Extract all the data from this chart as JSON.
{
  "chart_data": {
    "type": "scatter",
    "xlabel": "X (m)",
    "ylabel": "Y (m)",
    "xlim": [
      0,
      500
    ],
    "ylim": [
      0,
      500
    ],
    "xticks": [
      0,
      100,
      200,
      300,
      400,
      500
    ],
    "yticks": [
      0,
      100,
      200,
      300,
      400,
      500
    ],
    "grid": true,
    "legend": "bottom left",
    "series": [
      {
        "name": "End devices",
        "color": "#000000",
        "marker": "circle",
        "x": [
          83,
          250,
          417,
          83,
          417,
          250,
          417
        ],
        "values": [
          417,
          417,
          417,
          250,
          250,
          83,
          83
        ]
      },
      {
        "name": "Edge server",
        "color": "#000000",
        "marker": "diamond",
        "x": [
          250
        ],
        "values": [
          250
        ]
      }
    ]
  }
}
────────────────
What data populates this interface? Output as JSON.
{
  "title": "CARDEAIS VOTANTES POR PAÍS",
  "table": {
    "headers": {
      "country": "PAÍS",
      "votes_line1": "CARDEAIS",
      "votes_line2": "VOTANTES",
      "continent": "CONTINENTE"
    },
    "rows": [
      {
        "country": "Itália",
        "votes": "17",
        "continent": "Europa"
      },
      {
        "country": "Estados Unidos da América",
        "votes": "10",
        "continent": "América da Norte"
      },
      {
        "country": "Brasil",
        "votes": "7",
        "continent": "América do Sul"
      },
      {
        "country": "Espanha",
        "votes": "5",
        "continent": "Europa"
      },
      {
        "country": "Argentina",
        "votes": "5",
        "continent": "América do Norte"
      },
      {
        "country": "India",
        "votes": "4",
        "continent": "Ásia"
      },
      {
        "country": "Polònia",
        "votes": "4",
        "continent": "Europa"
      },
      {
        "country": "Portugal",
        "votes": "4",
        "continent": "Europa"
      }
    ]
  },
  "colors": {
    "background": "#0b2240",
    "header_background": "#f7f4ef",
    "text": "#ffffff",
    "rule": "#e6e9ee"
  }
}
────────────────
## TASK DESCRIPTION
Your task is to pick out every line with the string "América" and copy it.

## EXERCISE RESULT
        "country": "Estados Unidos da América",
        "continent": "América da Norte"
        "continent": "América do Sul"
        "continent": "América do Norte"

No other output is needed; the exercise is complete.